(Stored data)

━━━━━━━━━━━━━━━━━━━━━━━━━━━━━━

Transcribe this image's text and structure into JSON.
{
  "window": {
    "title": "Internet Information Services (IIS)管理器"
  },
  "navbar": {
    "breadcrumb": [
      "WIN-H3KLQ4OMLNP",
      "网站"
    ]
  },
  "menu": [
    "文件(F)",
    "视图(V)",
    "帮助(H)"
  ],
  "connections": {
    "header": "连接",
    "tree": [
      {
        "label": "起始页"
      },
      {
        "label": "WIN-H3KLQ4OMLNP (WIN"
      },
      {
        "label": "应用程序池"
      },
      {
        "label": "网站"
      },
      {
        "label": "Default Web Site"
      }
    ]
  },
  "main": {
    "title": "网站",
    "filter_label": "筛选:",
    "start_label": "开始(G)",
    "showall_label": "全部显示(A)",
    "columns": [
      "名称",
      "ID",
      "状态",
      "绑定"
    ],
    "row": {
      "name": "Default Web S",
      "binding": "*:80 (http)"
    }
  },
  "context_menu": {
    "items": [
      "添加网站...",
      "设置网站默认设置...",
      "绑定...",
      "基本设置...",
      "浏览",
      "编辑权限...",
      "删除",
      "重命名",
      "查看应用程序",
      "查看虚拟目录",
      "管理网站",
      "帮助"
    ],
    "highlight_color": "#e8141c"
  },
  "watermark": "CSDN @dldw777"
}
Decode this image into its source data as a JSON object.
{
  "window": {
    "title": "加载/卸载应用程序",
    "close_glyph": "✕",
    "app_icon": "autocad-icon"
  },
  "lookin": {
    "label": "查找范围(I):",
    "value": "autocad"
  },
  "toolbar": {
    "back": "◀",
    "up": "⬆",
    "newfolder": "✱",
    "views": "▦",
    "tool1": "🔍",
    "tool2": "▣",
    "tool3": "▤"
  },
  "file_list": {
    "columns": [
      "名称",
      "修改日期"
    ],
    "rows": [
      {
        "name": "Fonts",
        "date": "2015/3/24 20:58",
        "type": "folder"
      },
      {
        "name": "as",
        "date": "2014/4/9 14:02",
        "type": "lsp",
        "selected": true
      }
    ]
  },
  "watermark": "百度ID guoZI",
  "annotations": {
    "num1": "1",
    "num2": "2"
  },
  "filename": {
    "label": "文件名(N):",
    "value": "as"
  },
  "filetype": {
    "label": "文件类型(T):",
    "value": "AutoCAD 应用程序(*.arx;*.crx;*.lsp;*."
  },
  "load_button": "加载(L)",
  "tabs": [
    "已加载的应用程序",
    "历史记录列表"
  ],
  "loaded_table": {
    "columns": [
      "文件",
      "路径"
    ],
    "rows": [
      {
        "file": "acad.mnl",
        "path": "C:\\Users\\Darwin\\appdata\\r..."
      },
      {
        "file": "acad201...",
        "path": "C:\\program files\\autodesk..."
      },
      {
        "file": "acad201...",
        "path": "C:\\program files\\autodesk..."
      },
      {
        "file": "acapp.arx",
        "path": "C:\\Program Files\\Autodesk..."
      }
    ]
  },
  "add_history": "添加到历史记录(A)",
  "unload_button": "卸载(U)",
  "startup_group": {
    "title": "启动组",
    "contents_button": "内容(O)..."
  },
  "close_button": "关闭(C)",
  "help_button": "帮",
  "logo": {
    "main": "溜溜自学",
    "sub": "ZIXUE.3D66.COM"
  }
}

━━━━━━━━━━━━━━━━━━━━━━━━━━━━━━

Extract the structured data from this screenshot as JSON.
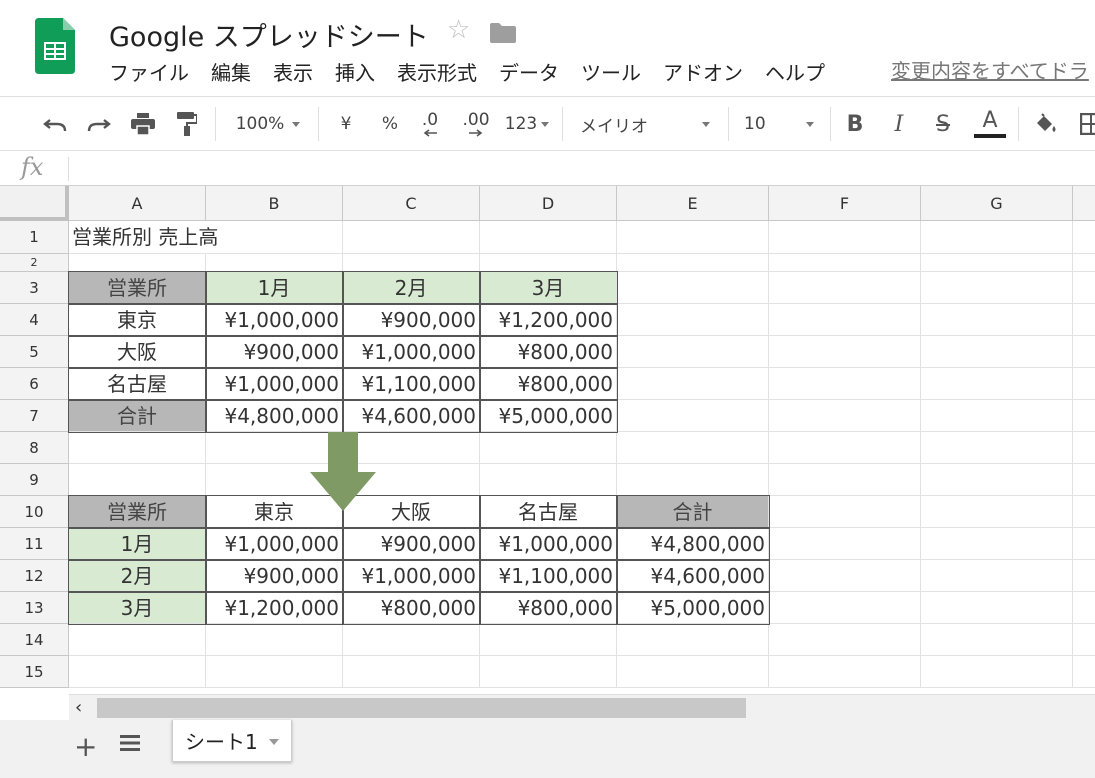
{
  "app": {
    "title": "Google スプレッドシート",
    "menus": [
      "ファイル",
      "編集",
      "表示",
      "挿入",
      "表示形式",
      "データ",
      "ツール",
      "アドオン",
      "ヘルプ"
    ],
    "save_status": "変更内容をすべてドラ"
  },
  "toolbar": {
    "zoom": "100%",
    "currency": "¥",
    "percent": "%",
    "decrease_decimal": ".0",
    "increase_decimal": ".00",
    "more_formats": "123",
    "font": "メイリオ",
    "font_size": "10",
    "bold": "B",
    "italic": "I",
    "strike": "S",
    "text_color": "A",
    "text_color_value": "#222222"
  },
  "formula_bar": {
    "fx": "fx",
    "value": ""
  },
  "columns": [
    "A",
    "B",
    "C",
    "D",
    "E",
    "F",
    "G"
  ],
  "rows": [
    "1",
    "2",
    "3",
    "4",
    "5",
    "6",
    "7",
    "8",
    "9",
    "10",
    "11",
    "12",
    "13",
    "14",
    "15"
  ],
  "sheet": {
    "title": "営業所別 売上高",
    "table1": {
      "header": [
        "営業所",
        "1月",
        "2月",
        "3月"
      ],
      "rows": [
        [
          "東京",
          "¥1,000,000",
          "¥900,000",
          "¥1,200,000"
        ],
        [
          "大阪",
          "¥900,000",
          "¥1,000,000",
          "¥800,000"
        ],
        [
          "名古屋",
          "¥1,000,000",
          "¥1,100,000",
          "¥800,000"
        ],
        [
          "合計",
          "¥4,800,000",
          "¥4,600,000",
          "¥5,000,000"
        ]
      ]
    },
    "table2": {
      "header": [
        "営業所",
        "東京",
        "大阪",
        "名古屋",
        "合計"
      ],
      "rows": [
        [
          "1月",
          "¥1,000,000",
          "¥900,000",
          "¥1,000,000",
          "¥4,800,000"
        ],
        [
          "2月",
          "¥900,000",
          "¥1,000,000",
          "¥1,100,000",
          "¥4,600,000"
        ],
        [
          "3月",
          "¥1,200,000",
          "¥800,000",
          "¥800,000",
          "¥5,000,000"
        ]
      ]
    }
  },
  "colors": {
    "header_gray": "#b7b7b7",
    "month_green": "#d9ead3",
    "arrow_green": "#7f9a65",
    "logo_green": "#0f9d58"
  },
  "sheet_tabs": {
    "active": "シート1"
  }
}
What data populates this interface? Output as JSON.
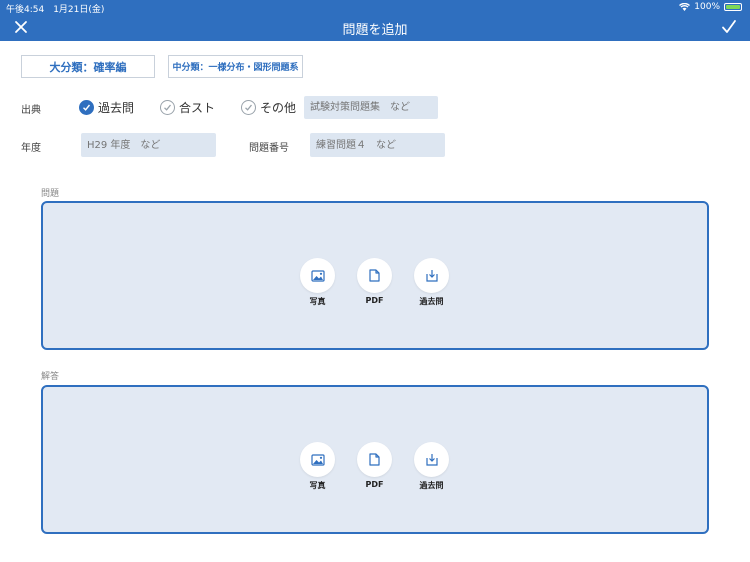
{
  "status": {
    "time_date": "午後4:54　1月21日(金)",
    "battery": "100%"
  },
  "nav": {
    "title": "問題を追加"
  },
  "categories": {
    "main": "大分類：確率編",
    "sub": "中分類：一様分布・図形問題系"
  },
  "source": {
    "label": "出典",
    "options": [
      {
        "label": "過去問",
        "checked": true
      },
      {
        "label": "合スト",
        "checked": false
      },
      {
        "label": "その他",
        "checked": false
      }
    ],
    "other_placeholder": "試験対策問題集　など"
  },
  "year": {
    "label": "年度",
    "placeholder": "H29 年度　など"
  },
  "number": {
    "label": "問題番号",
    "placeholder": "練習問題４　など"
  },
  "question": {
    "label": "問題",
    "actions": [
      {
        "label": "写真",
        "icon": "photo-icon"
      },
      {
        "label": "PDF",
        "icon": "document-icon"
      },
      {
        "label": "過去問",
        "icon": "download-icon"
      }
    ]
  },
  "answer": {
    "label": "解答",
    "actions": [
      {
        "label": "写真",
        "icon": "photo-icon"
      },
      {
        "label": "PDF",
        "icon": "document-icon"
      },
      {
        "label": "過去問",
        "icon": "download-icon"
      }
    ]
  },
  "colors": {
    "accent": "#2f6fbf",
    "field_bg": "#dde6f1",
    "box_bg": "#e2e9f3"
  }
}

━━━━━━━━━━━━━━━━━━━━━━━━━━━━━━

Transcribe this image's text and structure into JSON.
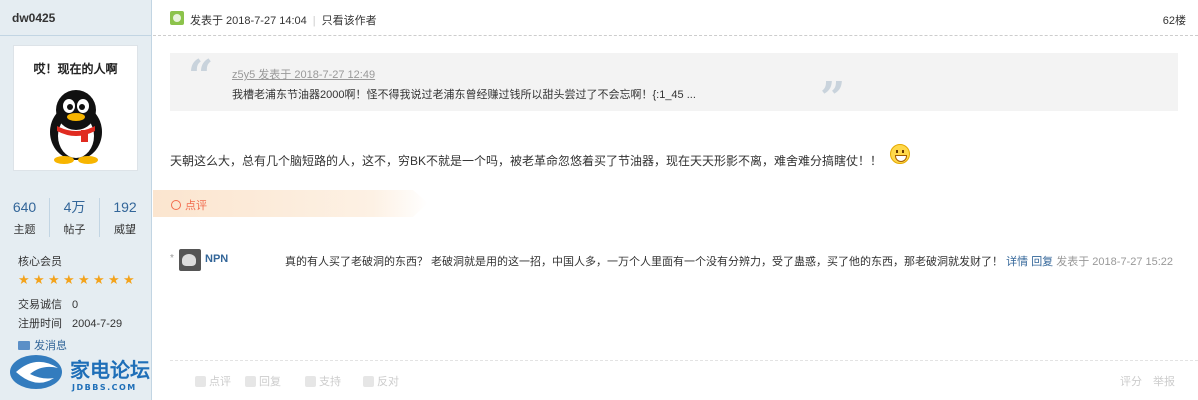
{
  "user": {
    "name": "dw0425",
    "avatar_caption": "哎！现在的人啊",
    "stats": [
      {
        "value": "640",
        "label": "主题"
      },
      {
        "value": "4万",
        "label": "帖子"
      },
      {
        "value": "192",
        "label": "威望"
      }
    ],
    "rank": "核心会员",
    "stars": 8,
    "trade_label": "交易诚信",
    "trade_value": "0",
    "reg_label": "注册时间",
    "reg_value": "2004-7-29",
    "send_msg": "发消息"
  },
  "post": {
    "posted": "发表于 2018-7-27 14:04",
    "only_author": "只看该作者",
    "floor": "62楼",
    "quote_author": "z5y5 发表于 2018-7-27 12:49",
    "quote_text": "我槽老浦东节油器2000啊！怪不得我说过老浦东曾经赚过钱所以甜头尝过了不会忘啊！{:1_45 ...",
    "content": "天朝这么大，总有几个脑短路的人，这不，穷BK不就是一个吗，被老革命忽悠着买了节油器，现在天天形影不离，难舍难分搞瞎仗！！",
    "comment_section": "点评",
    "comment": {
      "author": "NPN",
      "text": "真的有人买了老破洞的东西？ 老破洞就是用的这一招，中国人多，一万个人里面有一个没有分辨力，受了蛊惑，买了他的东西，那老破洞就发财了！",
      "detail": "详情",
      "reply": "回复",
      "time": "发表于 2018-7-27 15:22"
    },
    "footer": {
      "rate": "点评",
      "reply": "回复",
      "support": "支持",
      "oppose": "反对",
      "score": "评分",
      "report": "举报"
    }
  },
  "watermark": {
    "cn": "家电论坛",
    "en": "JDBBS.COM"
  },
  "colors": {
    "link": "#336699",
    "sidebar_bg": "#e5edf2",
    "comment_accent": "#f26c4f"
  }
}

━━━━━━━━━━━━━━━━━━━━━━━━━━━━━━

◆ **OBJECTIVE**:
Reproduce each line from the records that contains the word "title".

◆ **FULL SOLUTION**:
    "title": "Internet Information Services (IIS)管理器"
    "title": "网站",
    "title": "加载/卸载应用程序",
    "title": "启动组",
    "title": "Google スプレッドシート",
    "title": "営業所別 売上高",
    "title": "問題を追加"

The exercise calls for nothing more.